> Extracted information
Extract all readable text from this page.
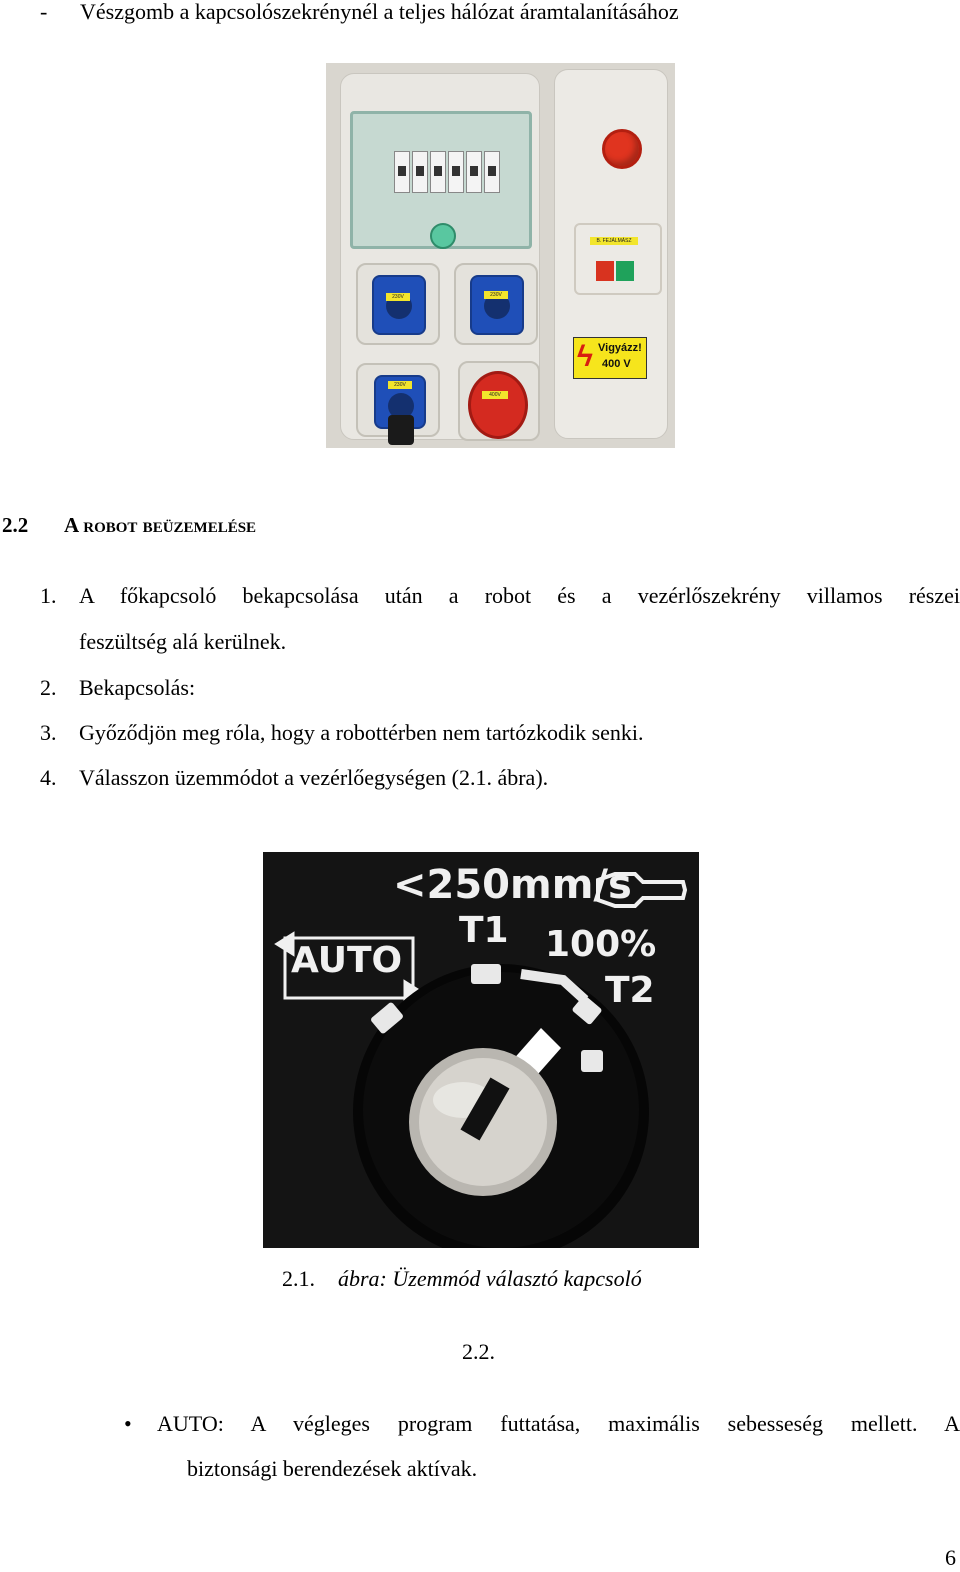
- Vészgomb a kapcsolószekrénynél a teljes hálózat áramtalanításához
230V	230V
230V
400V
B. FEJÁLMÁSZ
ϟ Vigyázz!
400 V
2.2 A robot beüzemelése
1. A főkapcsoló bekapcsolása után a robot és a vezérlőszekrény villamos részei
feszültség alá kerülnek.
2. Bekapcsolás:
3. Győződjön meg róla, hogy a robottérben nem tartózkodik senki.
4. Válasszon üzemmódot a vezérlőegységen (2.1. ábra).
<250mm/s
AUTO
T1 100%
T2
2.1. ábra: Üzemmód választó kapcsoló
2.2.
• AUTO: A végleges program futtatása, maximális sebesseség mellett. A
biztonsági berendezések aktívak.
6
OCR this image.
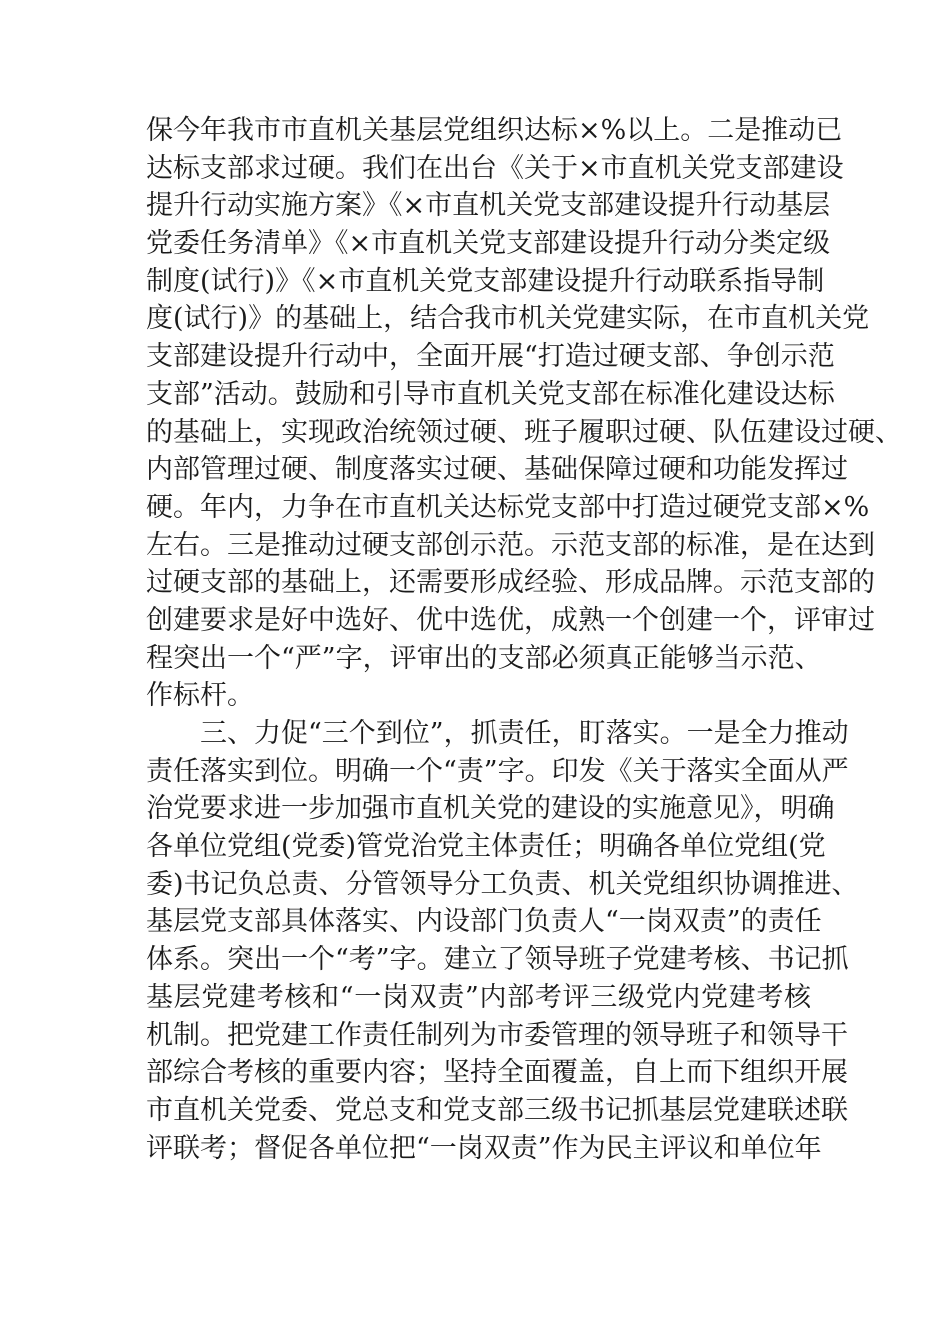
保今年我市市直机关基层党组织达标×%以上。二是推动已
达标支部求过硬。我们在出台《关于×市直机关党支部建设
提升行动实施方案》《×市直机关党支部建设提升行动基层
党委任务清单》《×市直机关党支部建设提升行动分类定级
制度(试行)》《×市直机关党支部建设提升行动联系指导制
度(试行)》的基础上，结合我市机关党建实际，在市直机关党
支部建设提升行动中，全面开展“打造过硬支部、争创示范
支部”活动。鼓励和引导市直机关党支部在标准化建设达标
的基础上，实现政治统领过硬、班子履职过硬、队伍建设过硬、
内部管理过硬、制度落实过硬、基础保障过硬和功能发挥过
硬。年内，力争在市直机关达标党支部中打造过硬党支部×%
左右。三是推动过硬支部创示范。示范支部的标准，是在达到
过硬支部的基础上，还需要形成经验、形成品牌。示范支部的
创建要求是好中选好、优中选优，成熟一个创建一个，评审过
程突出一个“严”字，评审出的支部必须真正能够当示范、
作标杆。
三、力促“三个到位”，抓责任，盯落实。一是全力推动
责任落实到位。明确一个“责”字。印发《关于落实全面从严
治党要求进一步加强市直机关党的建设的实施意见》，明确
各单位党组(党委)管党治党主体责任；明确各单位党组(党
委)书记负总责、分管领导分工负责、机关党组织协调推进、
基层党支部具体落实、内设部门负责人“一岗双责”的责任
体系。突出一个“考”字。建立了领导班子党建考核、书记抓
基层党建考核和“一岗双责”内部考评三级党内党建考核
机制。把党建工作责任制列为市委管理的领导班子和领导干
部综合考核的重要内容；坚持全面覆盖，自上而下组织开展
市直机关党委、党总支和党支部三级书记抓基层党建联述联
评联考；督促各单位把“一岗双责”作为民主评议和单位年
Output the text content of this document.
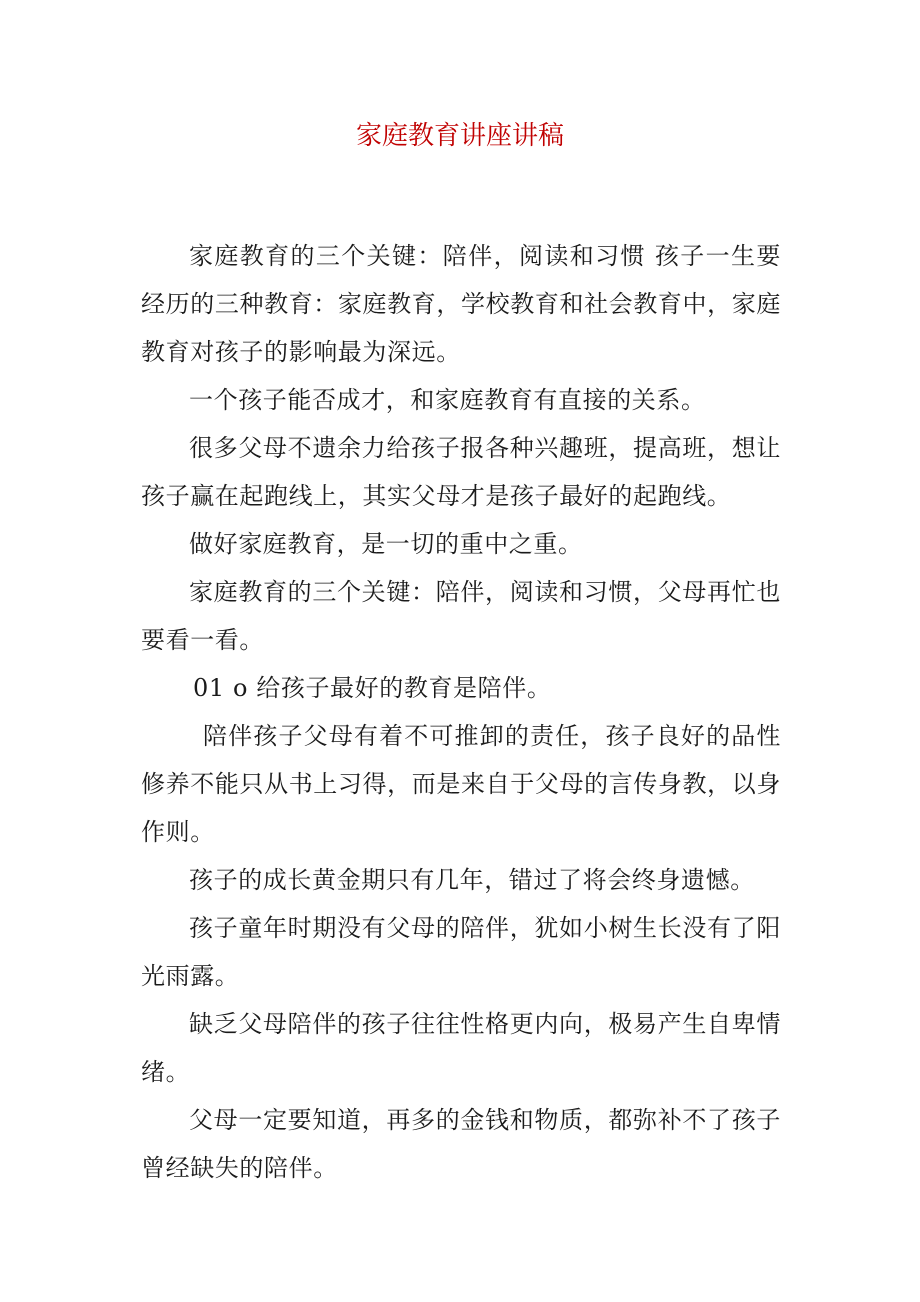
家庭教育讲座讲稿

家庭教育的三个关键：陪伴，阅读和习惯 孩子一生要经历的三种教育：家庭教育，学校教育和社会教育中，家庭教育对孩子的影响最为深远。

一个孩子能否成才，和家庭教育有直接的关系。

很多父母不遗余力给孩子报各种兴趣班，提高班，想让孩子赢在起跑线上，其实父母才是孩子最好的起跑线。

做好家庭教育，是一切的重中之重。

家庭教育的三个关键：陪伴，阅读和习惯，父母再忙也要看一看。

01 o 给孩子最好的教育是陪伴。

陪伴孩子父母有着不可推卸的责任，孩子良好的品性修养不能只从书上习得，而是来自于父母的言传身教，以身作则。

孩子的成长黄金期只有几年，错过了将会终身遗憾。

孩子童年时期没有父母的陪伴，犹如小树生长没有了阳光雨露。

缺乏父母陪伴的孩子往往性格更内向，极易产生自卑情绪。

父母一定要知道，再多的金钱和物质，都弥补不了孩子曾经缺失的陪伴。
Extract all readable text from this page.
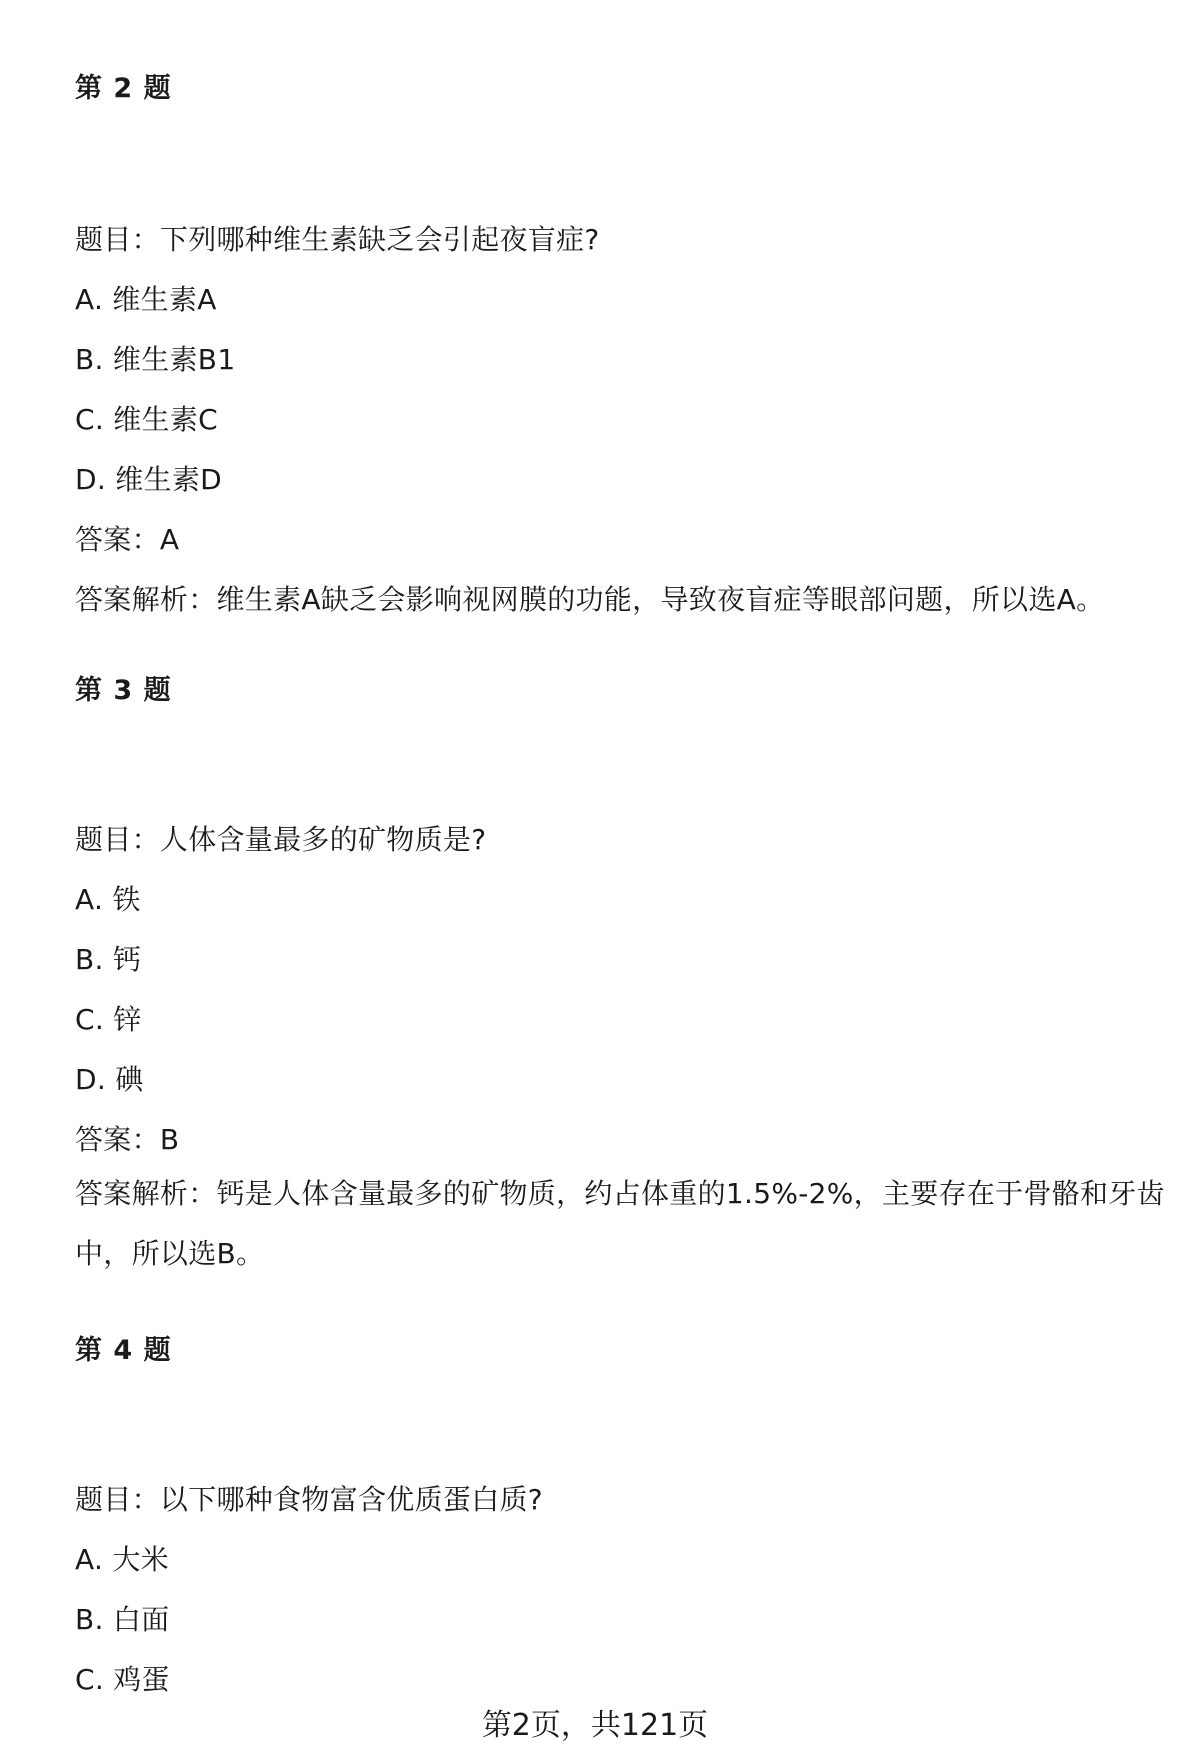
第 2 题
题目：下列哪种维生素缺乏会引起夜盲症?
A. 维生素A
B. 维生素B1
C. 维生素C
D. 维生素D
答案：A
答案解析：维生素A缺乏会影响视网膜的功能，导致夜盲症等眼部问题，所以选A。
第 3 题
题目：人体含量最多的矿物质是?
A. 铁
B. 钙
C. 锌
D. 碘
答案：B
答案解析：钙是人体含量最多的矿物质，约占体重的1.5%-2%，主要存在于骨骼和牙齿中，所以选B。
第 4 题
题目：以下哪种食物富含优质蛋白质?
A. 大米
B. 白面
C. 鸡蛋
第2页，共121页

> Stated task
From the listing above, copy every line that holds the string "this".

> Output of the task
Extract all readable text from this page.
OCR this image.
Output the text content of this document.
Extract all readable text from this page.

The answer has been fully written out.